Dataset excerpt:
────────────────────

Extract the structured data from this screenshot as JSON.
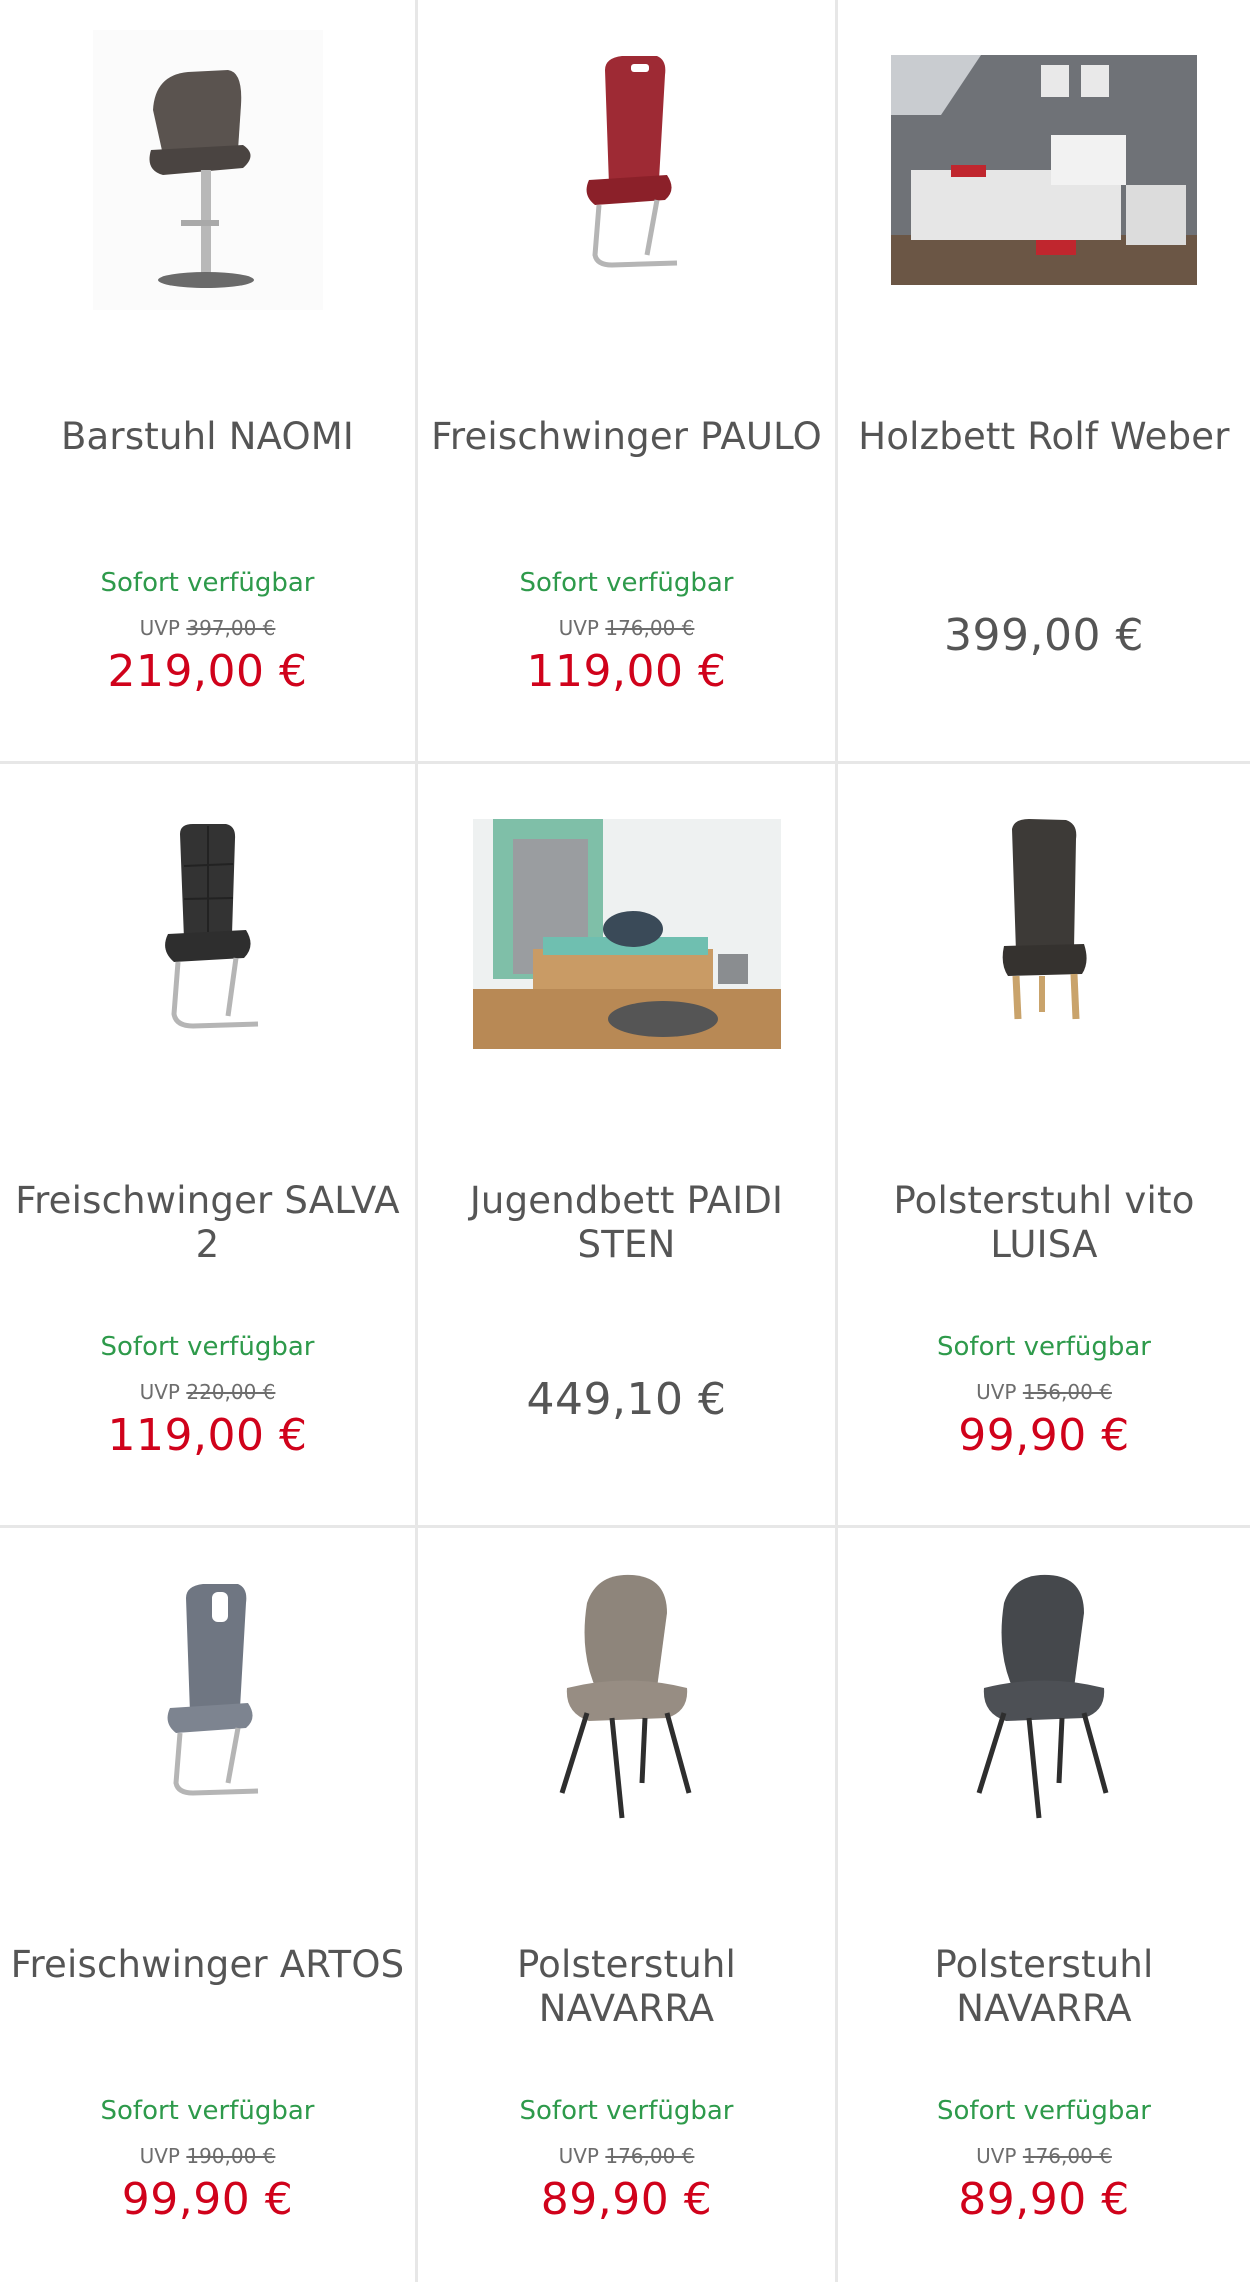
{
  "products": [
    {
      "title": "Barstuhl NAOMI",
      "availability": "Sofort verfügbar",
      "uvp_label": "UVP",
      "uvp": "397,00 €",
      "price": "219,00 €",
      "image": "bar-stool-image"
    },
    {
      "title": "Freischwinger PAULO",
      "availability": "Sofort verfügbar",
      "uvp_label": "UVP",
      "uvp": "176,00 €",
      "price": "119,00 €",
      "image": "red-cantilever-chair-image"
    },
    {
      "title": "Holzbett Rolf Weber",
      "price": "399,00 €",
      "image": "bedroom-photo-image"
    },
    {
      "title": "Freischwinger SALVA 2",
      "availability": "Sofort verfügbar",
      "uvp_label": "UVP",
      "uvp": "220,00 €",
      "price": "119,00 €",
      "image": "black-cantilever-chair-image"
    },
    {
      "title": "Jugendbett PAIDI STEN",
      "price": "449,10 €",
      "image": "youth-bedroom-photo-image"
    },
    {
      "title": "Polsterstuhl vito LUISA",
      "availability": "Sofort verfügbar",
      "uvp_label": "UVP",
      "uvp": "156,00 €",
      "price": "99,90 €",
      "image": "high-back-upholstered-chair-image"
    },
    {
      "title": "Freischwinger ARTOS",
      "availability": "Sofort verfügbar",
      "uvp_label": "UVP",
      "uvp": "190,00 €",
      "price": "99,90 €",
      "image": "grey-cantilever-chair-image"
    },
    {
      "title": "Polsterstuhl NAVARRA",
      "availability": "Sofort verfügbar",
      "uvp_label": "UVP",
      "uvp": "176,00 €",
      "price": "89,90 €",
      "image": "taupe-upholstered-chair-image"
    },
    {
      "title": "Polsterstuhl NAVARRA",
      "availability": "Sofort verfügbar",
      "uvp_label": "UVP",
      "uvp": "176,00 €",
      "price": "89,90 €",
      "image": "anthracite-upholstered-chair-image"
    }
  ],
  "colors": {
    "available": "#2e9a4b",
    "sale_price": "#d0021b",
    "regular_price": "#555555",
    "title": "#555555",
    "divider": "#e7e7e7"
  }
}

────────────────────

> **Set problem**
Copy, from the material above, each line in which the string "image" occurs.

> **Answer for the task**
      "image": "bar-stool-image"
      "image": "red-cantilever-chair-image"
      "image": "bedroom-photo-image"
      "image": "black-cantilever-chair-image"
      "image": "youth-bedroom-photo-image"
      "image": "high-back-upholstered-chair-image"
      "image": "grey-cantilever-chair-image"
      "image": "taupe-upholstered-chair-image"
      "image": "anthracite-upholstered-chair-image"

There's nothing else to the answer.